··· Raw records ···
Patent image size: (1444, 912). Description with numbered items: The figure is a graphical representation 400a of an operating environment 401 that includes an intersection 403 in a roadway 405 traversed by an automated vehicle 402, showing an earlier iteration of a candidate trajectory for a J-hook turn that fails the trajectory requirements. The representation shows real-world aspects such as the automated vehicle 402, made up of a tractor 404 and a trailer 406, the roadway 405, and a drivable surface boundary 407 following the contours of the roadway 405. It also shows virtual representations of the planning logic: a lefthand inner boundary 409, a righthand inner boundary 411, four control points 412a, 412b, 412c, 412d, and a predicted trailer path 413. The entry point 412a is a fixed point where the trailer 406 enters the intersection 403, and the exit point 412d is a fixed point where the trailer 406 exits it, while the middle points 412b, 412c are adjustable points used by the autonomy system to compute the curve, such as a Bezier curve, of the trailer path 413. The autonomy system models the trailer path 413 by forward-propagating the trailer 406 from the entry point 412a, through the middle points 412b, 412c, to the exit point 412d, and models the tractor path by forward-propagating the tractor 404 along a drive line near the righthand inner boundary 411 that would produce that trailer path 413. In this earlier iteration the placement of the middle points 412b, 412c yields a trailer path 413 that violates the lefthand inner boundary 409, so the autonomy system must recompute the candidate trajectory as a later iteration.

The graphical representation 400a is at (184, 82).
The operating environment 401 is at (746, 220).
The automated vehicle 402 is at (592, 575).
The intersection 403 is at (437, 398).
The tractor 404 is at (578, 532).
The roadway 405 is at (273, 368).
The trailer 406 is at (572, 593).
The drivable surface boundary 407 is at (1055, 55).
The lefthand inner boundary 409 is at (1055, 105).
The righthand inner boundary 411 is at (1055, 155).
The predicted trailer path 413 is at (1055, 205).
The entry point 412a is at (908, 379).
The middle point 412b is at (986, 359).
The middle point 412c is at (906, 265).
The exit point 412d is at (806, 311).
···
Set problem:
Retype the data from its first line through the line containing "The intersection 403 is at (437, 398).", reproducing every line unchanged.

Expected output:
Patent image size: (1444, 912). Description with numbered items: The figure is a graphical representation 400a of an operating environment 401 that includes an intersection 403 in a roadway 405 traversed by an automated vehicle 402, showing an earlier iteration of a candidate trajectory for a J-hook turn that fails the trajectory requirements. The representation shows real-world aspects such as the automated vehicle 402, made up of a tractor 404 and a trailer 406, the roadway 405, and a drivable surface boundary 407 following the contours of the roadway 405. It also shows virtual representations of the planning logic: a lefthand inner boundary 409, a righthand inner boundary 411, four control points 412a, 412b, 412c, 412d, and a predicted trailer path 413. The entry point 412a is a fixed point where the trailer 406 enters the intersection 403, and the exit point 412d is a fixed point where the trailer 406 exits it, while the middle points 412b, 412c are adjustable points used by the autonomy system to compute the curve, such as a Bezier curve, of the trailer path 413. The autonomy system models the trailer path 413 by forward-propagating the trailer 406 from the entry point 412a, through the middle points 412b, 412c, to the exit point 412d, and models the tractor path by forward-propagating the tractor 404 along a drive line near the righthand inner boundary 411 that would produce that trailer path 413. In this earlier iteration the placement of the middle points 412b, 412c yields a trailer path 413 that violates the lefthand inner boundary 409, so the autonomy system must recompute the candidate trajectory as a later iteration.

The graphical representation 400a is at (184, 82).
The operating environment 401 is at (746, 220).
The automated vehicle 402 is at (592, 575).
The intersection 403 is at (437, 398).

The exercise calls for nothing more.